Omit every picture and output the rest of the records exactly as they are.

• [PROVIDED RECORDS]

********

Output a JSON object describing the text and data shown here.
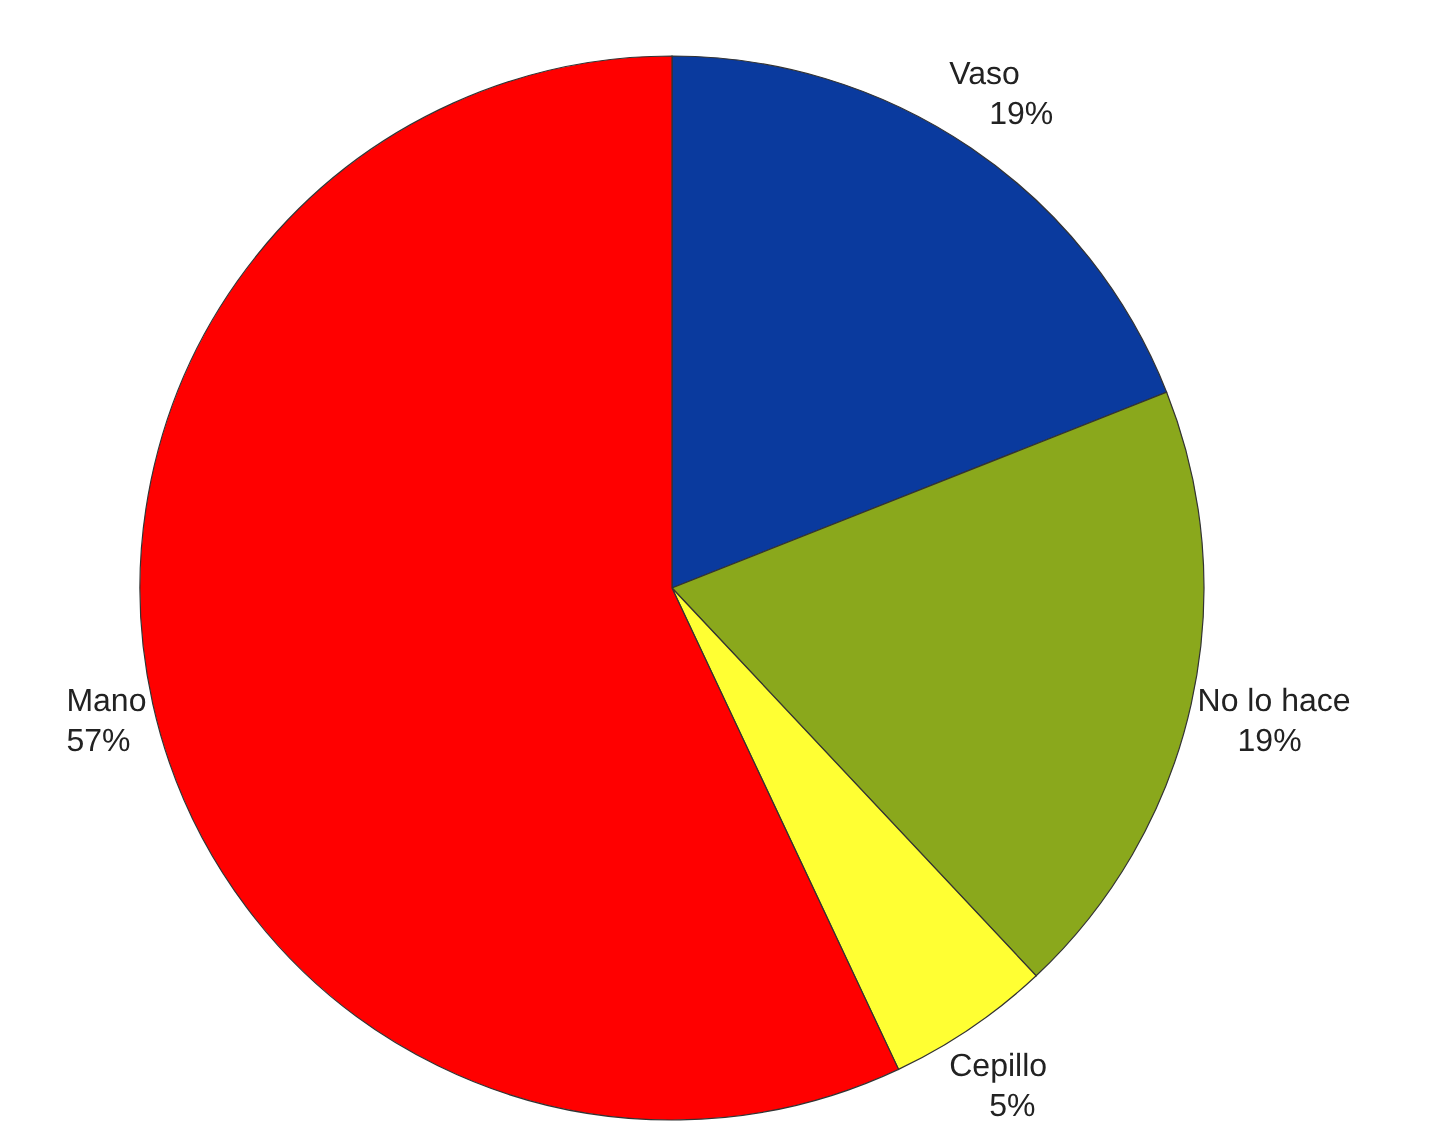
{
  "chart_data": {
    "type": "pie",
    "categories": [
      "Vaso",
      "No lo hace",
      "Cepillo",
      "Mano"
    ],
    "values": [
      19,
      19,
      5,
      57
    ],
    "colors": [
      "#0a3a9e",
      "#8aa81c",
      "#ffff33",
      "#ff0000"
    ],
    "value_labels": [
      "19%",
      "19%",
      "5%",
      "57%"
    ]
  }
}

********

• [EXERCISE RESPONSE]
Output a JSON object describing the text and data shown here.
{
  "chart_data": {
    "type": "pie",
    "categories": [
      "Vaso",
      "No lo hace",
      "Cepillo",
      "Mano"
    ],
    "values": [
      19,
      19,
      5,
      57
    ],
    "colors": [
      "#0a3a9e",
      "#8aa81c",
      "#ffff33",
      "#ff0000"
    ],
    "value_labels": [
      "19%",
      "19%",
      "5%",
      "57%"
    ]
  }
}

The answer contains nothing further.